(Extracted data entries)
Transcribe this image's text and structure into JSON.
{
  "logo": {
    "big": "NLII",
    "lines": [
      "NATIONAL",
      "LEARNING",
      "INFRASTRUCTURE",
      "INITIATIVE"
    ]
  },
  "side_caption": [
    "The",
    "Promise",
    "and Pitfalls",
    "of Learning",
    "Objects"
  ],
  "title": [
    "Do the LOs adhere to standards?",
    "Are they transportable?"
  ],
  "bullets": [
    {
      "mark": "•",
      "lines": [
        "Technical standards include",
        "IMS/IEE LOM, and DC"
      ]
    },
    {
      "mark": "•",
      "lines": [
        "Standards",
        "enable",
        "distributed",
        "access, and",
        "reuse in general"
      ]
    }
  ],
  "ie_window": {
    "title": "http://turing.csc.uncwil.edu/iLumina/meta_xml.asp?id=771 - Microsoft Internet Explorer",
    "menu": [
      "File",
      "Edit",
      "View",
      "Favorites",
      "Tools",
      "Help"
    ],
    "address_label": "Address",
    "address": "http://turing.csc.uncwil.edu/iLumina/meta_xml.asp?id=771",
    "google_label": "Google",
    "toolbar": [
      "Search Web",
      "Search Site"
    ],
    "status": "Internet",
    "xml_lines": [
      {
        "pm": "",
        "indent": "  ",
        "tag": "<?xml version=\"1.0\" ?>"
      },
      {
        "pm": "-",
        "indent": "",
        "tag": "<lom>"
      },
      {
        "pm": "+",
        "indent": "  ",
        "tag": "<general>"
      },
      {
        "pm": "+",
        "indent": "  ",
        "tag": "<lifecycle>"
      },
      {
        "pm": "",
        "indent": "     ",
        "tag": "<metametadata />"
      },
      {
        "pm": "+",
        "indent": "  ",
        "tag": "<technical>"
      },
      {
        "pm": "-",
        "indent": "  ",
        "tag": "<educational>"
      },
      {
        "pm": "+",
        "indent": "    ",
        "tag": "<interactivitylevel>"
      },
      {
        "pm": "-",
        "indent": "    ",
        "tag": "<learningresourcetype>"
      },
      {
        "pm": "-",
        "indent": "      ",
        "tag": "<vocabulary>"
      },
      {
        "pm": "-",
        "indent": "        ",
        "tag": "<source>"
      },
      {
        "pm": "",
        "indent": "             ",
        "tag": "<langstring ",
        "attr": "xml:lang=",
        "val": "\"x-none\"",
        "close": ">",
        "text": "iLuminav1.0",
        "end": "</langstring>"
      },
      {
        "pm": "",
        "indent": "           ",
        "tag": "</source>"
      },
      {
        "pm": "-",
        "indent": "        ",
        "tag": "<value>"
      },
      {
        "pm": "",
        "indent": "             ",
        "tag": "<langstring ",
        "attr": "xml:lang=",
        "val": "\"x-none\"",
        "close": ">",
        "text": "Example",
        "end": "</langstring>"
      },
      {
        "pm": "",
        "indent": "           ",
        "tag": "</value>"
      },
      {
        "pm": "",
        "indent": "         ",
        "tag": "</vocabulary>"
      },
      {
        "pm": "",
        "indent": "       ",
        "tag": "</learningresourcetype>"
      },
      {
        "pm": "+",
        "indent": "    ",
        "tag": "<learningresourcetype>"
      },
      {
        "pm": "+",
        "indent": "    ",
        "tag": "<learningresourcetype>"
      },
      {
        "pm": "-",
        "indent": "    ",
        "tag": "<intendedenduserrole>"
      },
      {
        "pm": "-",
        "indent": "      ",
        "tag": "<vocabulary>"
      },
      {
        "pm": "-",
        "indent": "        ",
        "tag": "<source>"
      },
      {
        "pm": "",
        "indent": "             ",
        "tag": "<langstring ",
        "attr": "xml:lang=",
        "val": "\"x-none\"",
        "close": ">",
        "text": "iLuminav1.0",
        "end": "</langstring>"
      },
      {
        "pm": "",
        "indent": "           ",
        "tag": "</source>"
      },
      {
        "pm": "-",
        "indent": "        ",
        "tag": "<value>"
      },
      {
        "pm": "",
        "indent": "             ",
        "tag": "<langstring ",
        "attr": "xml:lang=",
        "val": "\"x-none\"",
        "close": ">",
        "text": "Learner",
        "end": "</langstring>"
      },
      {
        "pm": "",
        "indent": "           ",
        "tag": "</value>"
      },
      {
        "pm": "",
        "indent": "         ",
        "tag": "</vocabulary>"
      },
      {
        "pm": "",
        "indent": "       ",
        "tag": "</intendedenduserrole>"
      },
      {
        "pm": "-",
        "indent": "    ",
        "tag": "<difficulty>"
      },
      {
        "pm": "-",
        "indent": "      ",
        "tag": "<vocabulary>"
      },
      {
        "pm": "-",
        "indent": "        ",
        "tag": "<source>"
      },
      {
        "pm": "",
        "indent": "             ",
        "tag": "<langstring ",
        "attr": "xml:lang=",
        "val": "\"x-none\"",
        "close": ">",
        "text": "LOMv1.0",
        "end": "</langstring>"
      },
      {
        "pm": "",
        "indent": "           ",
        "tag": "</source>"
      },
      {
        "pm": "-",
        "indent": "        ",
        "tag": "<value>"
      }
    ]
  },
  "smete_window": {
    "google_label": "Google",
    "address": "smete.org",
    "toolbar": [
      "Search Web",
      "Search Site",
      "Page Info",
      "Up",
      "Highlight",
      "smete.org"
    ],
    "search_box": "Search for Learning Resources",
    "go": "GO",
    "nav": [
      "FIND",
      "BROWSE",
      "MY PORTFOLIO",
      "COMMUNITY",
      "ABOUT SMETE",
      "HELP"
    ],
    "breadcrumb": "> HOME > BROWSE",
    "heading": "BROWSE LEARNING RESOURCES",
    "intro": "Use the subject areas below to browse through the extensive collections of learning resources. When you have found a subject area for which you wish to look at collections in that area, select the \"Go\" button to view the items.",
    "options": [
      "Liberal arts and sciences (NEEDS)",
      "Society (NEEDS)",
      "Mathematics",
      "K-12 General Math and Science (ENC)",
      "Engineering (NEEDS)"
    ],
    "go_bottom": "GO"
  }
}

## Instruction:
Repeat the preceding lines exactly, please, every one of them.

## Finished task:
Transcribe this image's text and structure into JSON.
{
  "logo": {
    "big": "NLII",
    "lines": [
      "NATIONAL",
      "LEARNING",
      "INFRASTRUCTURE",
      "INITIATIVE"
    ]
  },
  "side_caption": [
    "The",
    "Promise",
    "and Pitfalls",
    "of Learning",
    "Objects"
  ],
  "title": [
    "Do the LOs adhere to standards?",
    "Are they transportable?"
  ],
  "bullets": [
    {
      "mark": "•",
      "lines": [
        "Technical standards include",
        "IMS/IEE LOM, and DC"
      ]
    },
    {
      "mark": "•",
      "lines": [
        "Standards",
        "enable",
        "distributed",
        "access, and",
        "reuse in general"
      ]
    }
  ],
  "ie_window": {
    "title": "http://turing.csc.uncwil.edu/iLumina/meta_xml.asp?id=771 - Microsoft Internet Explorer",
    "menu": [
      "File",
      "Edit",
      "View",
      "Favorites",
      "Tools",
      "Help"
    ],
    "address_label": "Address",
    "address": "http://turing.csc.uncwil.edu/iLumina/meta_xml.asp?id=771",
    "google_label": "Google",
    "toolbar": [
      "Search Web",
      "Search Site"
    ],
    "status": "Internet",
    "xml_lines": [
      {
        "pm": "",
        "indent": "  ",
        "tag": "<?xml version=\"1.0\" ?>"
      },
      {
        "pm": "-",
        "indent": "",
        "tag": "<lom>"
      },
      {
        "pm": "+",
        "indent": "  ",
        "tag": "<general>"
      },
      {
        "pm": "+",
        "indent": "  ",
        "tag": "<lifecycle>"
      },
      {
        "pm": "",
        "indent": "     ",
        "tag": "<metametadata />"
      },
      {
        "pm": "+",
        "indent": "  ",
        "tag": "<technical>"
      },
      {
        "pm": "-",
        "indent": "  ",
        "tag": "<educational>"
      },
      {
        "pm": "+",
        "indent": "    ",
        "tag": "<interactivitylevel>"
      },
      {
        "pm": "-",
        "indent": "    ",
        "tag": "<learningresourcetype>"
      },
      {
        "pm": "-",
        "indent": "      ",
        "tag": "<vocabulary>"
      },
      {
        "pm": "-",
        "indent": "        ",
        "tag": "<source>"
      },
      {
        "pm": "",
        "indent": "             ",
        "tag": "<langstring ",
        "attr": "xml:lang=",
        "val": "\"x-none\"",
        "close": ">",
        "text": "iLuminav1.0",
        "end": "</langstring>"
      },
      {
        "pm": "",
        "indent": "           ",
        "tag": "</source>"
      },
      {
        "pm": "-",
        "indent": "        ",
        "tag": "<value>"
      },
      {
        "pm": "",
        "indent": "             ",
        "tag": "<langstring ",
        "attr": "xml:lang=",
        "val": "\"x-none\"",
        "close": ">",
        "text": "Example",
        "end": "</langstring>"
      },
      {
        "pm": "",
        "indent": "           ",
        "tag": "</value>"
      },
      {
        "pm": "",
        "indent": "         ",
        "tag": "</vocabulary>"
      },
      {
        "pm": "",
        "indent": "       ",
        "tag": "</learningresourcetype>"
      },
      {
        "pm": "+",
        "indent": "    ",
        "tag": "<learningresourcetype>"
      },
      {
        "pm": "+",
        "indent": "    ",
        "tag": "<learningresourcetype>"
      },
      {
        "pm": "-",
        "indent": "    ",
        "tag": "<intendedenduserrole>"
      },
      {
        "pm": "-",
        "indent": "      ",
        "tag": "<vocabulary>"
      },
      {
        "pm": "-",
        "indent": "        ",
        "tag": "<source>"
      },
      {
        "pm": "",
        "indent": "             ",
        "tag": "<langstring ",
        "attr": "xml:lang=",
        "val": "\"x-none\"",
        "close": ">",
        "text": "iLuminav1.0",
        "end": "</langstring>"
      },
      {
        "pm": "",
        "indent": "           ",
        "tag": "</source>"
      },
      {
        "pm": "-",
        "indent": "        ",
        "tag": "<value>"
      },
      {
        "pm": "",
        "indent": "             ",
        "tag": "<langstring ",
        "attr": "xml:lang=",
        "val": "\"x-none\"",
        "close": ">",
        "text": "Learner",
        "end": "</langstring>"
      },
      {
        "pm": "",
        "indent": "           ",
        "tag": "</value>"
      },
      {
        "pm": "",
        "indent": "         ",
        "tag": "</vocabulary>"
      },
      {
        "pm": "",
        "indent": "       ",
        "tag": "</intendedenduserrole>"
      },
      {
        "pm": "-",
        "indent": "    ",
        "tag": "<difficulty>"
      },
      {
        "pm": "-",
        "indent": "      ",
        "tag": "<vocabulary>"
      },
      {
        "pm": "-",
        "indent": "        ",
        "tag": "<source>"
      },
      {
        "pm": "",
        "indent": "             ",
        "tag": "<langstring ",
        "attr": "xml:lang=",
        "val": "\"x-none\"",
        "close": ">",
        "text": "LOMv1.0",
        "end": "</langstring>"
      },
      {
        "pm": "",
        "indent": "           ",
        "tag": "</source>"
      },
      {
        "pm": "-",
        "indent": "        ",
        "tag": "<value>"
      }
    ]
  },
  "smete_window": {
    "google_label": "Google",
    "address": "smete.org",
    "toolbar": [
      "Search Web",
      "Search Site",
      "Page Info",
      "Up",
      "Highlight",
      "smete.org"
    ],
    "search_box": "Search for Learning Resources",
    "go": "GO",
    "nav": [
      "FIND",
      "BROWSE",
      "MY PORTFOLIO",
      "COMMUNITY",
      "ABOUT SMETE",
      "HELP"
    ],
    "breadcrumb": "> HOME > BROWSE",
    "heading": "BROWSE LEARNING RESOURCES",
    "intro": "Use the subject areas below to browse through the extensive collections of learning resources. When you have found a subject area for which you wish to look at collections in that area, select the \"Go\" button to view the items.",
    "options": [
      "Liberal arts and sciences (NEEDS)",
      "Society (NEEDS)",
      "Mathematics",
      "K-12 General Math and Science (ENC)",
      "Engineering (NEEDS)"
    ],
    "go_bottom": "GO"
  }
}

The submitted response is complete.